--- begin Extracted entries ---

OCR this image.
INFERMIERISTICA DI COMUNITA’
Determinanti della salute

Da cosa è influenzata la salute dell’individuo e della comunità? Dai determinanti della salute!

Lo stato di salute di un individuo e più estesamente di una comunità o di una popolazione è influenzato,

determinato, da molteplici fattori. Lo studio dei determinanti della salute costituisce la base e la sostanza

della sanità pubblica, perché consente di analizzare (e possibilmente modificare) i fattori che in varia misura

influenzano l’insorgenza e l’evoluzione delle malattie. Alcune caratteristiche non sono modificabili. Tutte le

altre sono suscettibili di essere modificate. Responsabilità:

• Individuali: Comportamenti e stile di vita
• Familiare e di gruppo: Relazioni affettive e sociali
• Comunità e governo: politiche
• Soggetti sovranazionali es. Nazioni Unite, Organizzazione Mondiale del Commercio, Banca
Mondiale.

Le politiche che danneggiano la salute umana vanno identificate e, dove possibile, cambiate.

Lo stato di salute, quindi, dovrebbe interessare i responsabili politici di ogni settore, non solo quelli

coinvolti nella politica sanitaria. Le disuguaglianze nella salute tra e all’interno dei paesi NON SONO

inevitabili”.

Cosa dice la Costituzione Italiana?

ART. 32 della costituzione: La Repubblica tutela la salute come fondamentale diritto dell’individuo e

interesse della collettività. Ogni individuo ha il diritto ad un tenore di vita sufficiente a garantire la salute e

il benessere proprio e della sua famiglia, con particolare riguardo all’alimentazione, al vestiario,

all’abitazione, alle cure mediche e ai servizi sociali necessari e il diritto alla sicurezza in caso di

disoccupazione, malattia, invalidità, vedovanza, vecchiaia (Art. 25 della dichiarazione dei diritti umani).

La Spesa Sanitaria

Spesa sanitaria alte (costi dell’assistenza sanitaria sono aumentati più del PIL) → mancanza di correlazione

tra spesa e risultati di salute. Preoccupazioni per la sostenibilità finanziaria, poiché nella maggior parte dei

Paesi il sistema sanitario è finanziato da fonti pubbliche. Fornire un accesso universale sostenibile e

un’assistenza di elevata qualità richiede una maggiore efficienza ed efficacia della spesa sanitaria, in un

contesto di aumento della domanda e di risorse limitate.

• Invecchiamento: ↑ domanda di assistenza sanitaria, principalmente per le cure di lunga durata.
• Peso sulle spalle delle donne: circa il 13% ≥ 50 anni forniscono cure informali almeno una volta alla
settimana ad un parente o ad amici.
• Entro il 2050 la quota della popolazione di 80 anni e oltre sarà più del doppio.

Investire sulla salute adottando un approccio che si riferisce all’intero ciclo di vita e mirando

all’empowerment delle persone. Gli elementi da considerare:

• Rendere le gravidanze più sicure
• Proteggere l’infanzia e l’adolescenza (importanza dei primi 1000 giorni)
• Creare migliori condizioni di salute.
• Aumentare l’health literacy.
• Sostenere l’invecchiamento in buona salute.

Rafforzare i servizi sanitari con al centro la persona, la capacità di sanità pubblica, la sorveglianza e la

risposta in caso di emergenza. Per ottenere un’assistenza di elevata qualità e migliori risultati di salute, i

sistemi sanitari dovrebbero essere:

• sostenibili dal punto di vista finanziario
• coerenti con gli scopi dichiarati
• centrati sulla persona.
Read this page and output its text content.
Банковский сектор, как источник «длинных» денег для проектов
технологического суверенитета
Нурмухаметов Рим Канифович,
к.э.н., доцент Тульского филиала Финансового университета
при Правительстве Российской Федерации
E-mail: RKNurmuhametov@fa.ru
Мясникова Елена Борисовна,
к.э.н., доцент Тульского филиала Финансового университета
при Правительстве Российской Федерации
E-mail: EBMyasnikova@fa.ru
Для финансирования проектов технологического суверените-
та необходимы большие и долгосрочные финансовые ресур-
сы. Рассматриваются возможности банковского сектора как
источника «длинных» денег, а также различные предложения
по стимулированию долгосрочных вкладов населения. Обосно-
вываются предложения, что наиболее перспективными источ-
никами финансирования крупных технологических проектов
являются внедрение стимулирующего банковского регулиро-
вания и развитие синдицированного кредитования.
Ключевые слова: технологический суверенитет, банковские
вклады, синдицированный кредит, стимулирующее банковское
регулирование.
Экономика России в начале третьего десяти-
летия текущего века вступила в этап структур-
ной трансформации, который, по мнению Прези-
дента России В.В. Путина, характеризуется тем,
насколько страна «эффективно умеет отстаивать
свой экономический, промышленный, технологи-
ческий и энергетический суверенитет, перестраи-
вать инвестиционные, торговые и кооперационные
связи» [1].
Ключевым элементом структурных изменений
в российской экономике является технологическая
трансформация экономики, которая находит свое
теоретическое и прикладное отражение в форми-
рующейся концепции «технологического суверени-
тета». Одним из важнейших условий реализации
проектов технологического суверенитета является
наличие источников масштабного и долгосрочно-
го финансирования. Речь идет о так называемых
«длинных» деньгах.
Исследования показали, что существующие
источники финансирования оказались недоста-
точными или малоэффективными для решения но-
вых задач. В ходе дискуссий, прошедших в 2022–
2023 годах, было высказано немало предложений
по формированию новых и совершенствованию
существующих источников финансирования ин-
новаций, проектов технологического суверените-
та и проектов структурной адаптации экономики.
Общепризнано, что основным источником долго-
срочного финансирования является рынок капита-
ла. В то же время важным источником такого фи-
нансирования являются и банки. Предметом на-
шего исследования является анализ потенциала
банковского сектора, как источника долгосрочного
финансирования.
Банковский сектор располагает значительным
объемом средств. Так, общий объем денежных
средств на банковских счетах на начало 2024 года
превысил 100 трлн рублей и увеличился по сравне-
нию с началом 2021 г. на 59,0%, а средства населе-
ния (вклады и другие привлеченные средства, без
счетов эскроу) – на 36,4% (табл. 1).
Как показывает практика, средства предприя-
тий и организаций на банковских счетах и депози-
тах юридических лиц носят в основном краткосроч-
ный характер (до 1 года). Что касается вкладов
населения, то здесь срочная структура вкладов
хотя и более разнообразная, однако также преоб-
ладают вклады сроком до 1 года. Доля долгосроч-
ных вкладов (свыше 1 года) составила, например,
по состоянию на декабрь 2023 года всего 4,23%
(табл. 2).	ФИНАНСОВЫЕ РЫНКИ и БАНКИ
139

--- end Extracted entries ---

| What is needed |
Send back every record, precisely as written.

| Answer to this task |
OCR this image.
INFERMIERISTICA DI COMUNITA’
Determinanti della salute

Da cosa è influenzata la salute dell’individuo e della comunità? Dai determinanti della salute!

Lo stato di salute di un individuo e più estesamente di una comunità o di una popolazione è influenzato,

determinato, da molteplici fattori. Lo studio dei determinanti della salute costituisce la base e la sostanza

della sanità pubblica, perché consente di analizzare (e possibilmente modificare) i fattori che in varia misura

influenzano l’insorgenza e l’evoluzione delle malattie. Alcune caratteristiche non sono modificabili. Tutte le

altre sono suscettibili di essere modificate. Responsabilità:

• Individuali: Comportamenti e stile di vita
• Familiare e di gruppo: Relazioni affettive e sociali
• Comunità e governo: politiche
• Soggetti sovranazionali es. Nazioni Unite, Organizzazione Mondiale del Commercio, Banca
Mondiale.

Le politiche che danneggiano la salute umana vanno identificate e, dove possibile, cambiate.

Lo stato di salute, quindi, dovrebbe interessare i responsabili politici di ogni settore, non solo quelli

coinvolti nella politica sanitaria. Le disuguaglianze nella salute tra e all’interno dei paesi NON SONO

inevitabili”.

Cosa dice la Costituzione Italiana?

ART. 32 della costituzione: La Repubblica tutela la salute come fondamentale diritto dell’individuo e

interesse della collettività. Ogni individuo ha il diritto ad un tenore di vita sufficiente a garantire la salute e

il benessere proprio e della sua famiglia, con particolare riguardo all’alimentazione, al vestiario,

all’abitazione, alle cure mediche e ai servizi sociali necessari e il diritto alla sicurezza in caso di

disoccupazione, malattia, invalidità, vedovanza, vecchiaia (Art. 25 della dichiarazione dei diritti umani).

La Spesa Sanitaria

Spesa sanitaria alte (costi dell’assistenza sanitaria sono aumentati più del PIL) → mancanza di correlazione

tra spesa e risultati di salute. Preoccupazioni per la sostenibilità finanziaria, poiché nella maggior parte dei

Paesi il sistema sanitario è finanziato da fonti pubbliche. Fornire un accesso universale sostenibile e

un’assistenza di elevata qualità richiede una maggiore efficienza ed efficacia della spesa sanitaria, in un

contesto di aumento della domanda e di risorse limitate.

• Invecchiamento: ↑ domanda di assistenza sanitaria, principalmente per le cure di lunga durata.
• Peso sulle spalle delle donne: circa il 13% ≥ 50 anni forniscono cure informali almeno una volta alla
settimana ad un parente o ad amici.
• Entro il 2050 la quota della popolazione di 80 anni e oltre sarà più del doppio.

Investire sulla salute adottando un approccio che si riferisce all’intero ciclo di vita e mirando

all’empowerment delle persone. Gli elementi da considerare:

• Rendere le gravidanze più sicure
• Proteggere l’infanzia e l’adolescenza (importanza dei primi 1000 giorni)
• Creare migliori condizioni di salute.
• Aumentare l’health literacy.
• Sostenere l’invecchiamento in buona salute.

Rafforzare i servizi sanitari con al centro la persona, la capacità di sanità pubblica, la sorveglianza e la

risposta in caso di emergenza. Per ottenere un’assistenza di elevata qualità e migliori risultati di salute, i

sistemi sanitari dovrebbero essere:

• sostenibili dal punto di vista finanziario
• coerenti con gli scopi dichiarati
• centrati sulla persona.
Read this page and output its text content.
Банковский сектор, как источник «длинных» денег для проектов
технологического суверенитета
Нурмухаметов Рим Канифович,
к.э.н., доцент Тульского филиала Финансового университета
при Правительстве Российской Федерации
E-mail: RKNurmuhametov@fa.ru
Мясникова Елена Борисовна,
к.э.н., доцент Тульского филиала Финансового университета
при Правительстве Российской Федерации
E-mail: EBMyasnikova@fa.ru
Для финансирования проектов технологического суверените-
та необходимы большие и долгосрочные финансовые ресур-
сы. Рассматриваются возможности банковского сектора как
источника «длинных» денег, а также различные предложения
по стимулированию долгосрочных вкладов населения. Обосно-
вываются предложения, что наиболее перспективными источ-
никами финансирования крупных технологических проектов
являются внедрение стимулирующего банковского регулиро-
вания и развитие синдицированного кредитования.
Ключевые слова: технологический суверенитет, банковские
вклады, синдицированный кредит, стимулирующее банковское
регулирование.
Экономика России в начале третьего десяти-
летия текущего века вступила в этап структур-
ной трансформации, который, по мнению Прези-
дента России В.В. Путина, характеризуется тем,
насколько страна «эффективно умеет отстаивать
свой экономический, промышленный, технологи-
ческий и энергетический суверенитет, перестраи-
вать инвестиционные, торговые и кооперационные
связи» [1].
Ключевым элементом структурных изменений
в российской экономике является технологическая
трансформация экономики, которая находит свое
теоретическое и прикладное отражение в форми-
рующейся концепции «технологического суверени-
тета». Одним из важнейших условий реализации
проектов технологического суверенитета является
наличие источников масштабного и долгосрочно-
го финансирования. Речь идет о так называемых
«длинных» деньгах.
Исследования показали, что существующие
источники финансирования оказались недоста-
точными или малоэффективными для решения но-
вых задач. В ходе дискуссий, прошедших в 2022–
2023 годах, было высказано немало предложений
по формированию новых и совершенствованию
существующих источников финансирования ин-
новаций, проектов технологического суверените-
та и проектов структурной адаптации экономики.
Общепризнано, что основным источником долго-
срочного финансирования является рынок капита-
ла. В то же время важным источником такого фи-
нансирования являются и банки. Предметом на-
шего исследования является анализ потенциала
банковского сектора, как источника долгосрочного
финансирования.
Банковский сектор располагает значительным
объемом средств. Так, общий объем денежных
средств на банковских счетах на начало 2024 года
превысил 100 трлн рублей и увеличился по сравне-
нию с началом 2021 г. на 59,0%, а средства населе-
ния (вклады и другие привлеченные средства, без
счетов эскроу) – на 36,4% (табл. 1).
Как показывает практика, средства предприя-
тий и организаций на банковских счетах и депози-
тах юридических лиц носят в основном краткосроч-
ный характер (до 1 года). Что касается вкладов
населения, то здесь срочная структура вкладов
хотя и более разнообразная, однако также преоб-
ладают вклады сроком до 1 года. Доля долгосроч-
ных вкладов (свыше 1 года) составила, например,
по состоянию на декабрь 2023 года всего 4,23%
(табл. 2).	ФИНАНСОВЫЕ РЫНКИ и БАНКИ
139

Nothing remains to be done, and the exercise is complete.